**REQUIREMENT**
Your answer should be only a number: how many lines include the word "Aktivitet".

* Begin *

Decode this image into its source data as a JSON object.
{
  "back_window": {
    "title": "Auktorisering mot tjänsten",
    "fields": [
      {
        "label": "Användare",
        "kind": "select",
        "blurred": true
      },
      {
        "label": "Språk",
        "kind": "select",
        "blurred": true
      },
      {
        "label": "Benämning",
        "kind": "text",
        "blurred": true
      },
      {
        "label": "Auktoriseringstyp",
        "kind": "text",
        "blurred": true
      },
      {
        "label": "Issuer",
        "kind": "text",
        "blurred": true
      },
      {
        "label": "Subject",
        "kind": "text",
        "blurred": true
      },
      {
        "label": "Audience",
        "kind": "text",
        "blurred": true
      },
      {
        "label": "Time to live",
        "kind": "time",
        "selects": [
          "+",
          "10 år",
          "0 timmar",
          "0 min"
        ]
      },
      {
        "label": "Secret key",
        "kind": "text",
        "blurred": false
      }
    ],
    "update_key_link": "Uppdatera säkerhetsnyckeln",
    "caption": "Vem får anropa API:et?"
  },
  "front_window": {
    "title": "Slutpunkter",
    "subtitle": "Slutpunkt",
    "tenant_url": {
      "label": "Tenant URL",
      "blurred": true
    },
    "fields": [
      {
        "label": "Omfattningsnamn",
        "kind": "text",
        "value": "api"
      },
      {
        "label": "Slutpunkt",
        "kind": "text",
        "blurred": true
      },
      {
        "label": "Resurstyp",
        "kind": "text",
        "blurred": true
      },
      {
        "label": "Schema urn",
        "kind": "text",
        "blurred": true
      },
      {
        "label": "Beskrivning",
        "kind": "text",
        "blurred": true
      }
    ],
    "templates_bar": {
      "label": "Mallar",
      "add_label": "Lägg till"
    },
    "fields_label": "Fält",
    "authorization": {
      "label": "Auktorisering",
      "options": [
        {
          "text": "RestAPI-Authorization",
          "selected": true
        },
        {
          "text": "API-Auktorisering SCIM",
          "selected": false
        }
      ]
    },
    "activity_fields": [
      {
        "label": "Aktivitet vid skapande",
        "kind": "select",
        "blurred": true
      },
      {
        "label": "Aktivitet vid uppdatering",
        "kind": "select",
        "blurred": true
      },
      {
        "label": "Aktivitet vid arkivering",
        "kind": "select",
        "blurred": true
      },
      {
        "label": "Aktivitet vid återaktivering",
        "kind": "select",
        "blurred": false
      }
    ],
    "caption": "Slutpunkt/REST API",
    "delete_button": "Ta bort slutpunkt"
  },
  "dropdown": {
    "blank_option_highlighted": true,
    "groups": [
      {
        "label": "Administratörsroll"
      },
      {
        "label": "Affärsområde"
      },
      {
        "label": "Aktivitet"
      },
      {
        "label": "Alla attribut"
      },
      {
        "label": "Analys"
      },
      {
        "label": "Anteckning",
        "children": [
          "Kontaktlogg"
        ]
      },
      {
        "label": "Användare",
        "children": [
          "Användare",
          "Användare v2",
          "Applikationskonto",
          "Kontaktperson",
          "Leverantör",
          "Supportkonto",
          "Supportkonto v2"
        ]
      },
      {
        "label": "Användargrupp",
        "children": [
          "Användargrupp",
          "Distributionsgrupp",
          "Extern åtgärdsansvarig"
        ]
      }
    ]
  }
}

* End *

**SOLUTION FOR THIS TASK**
5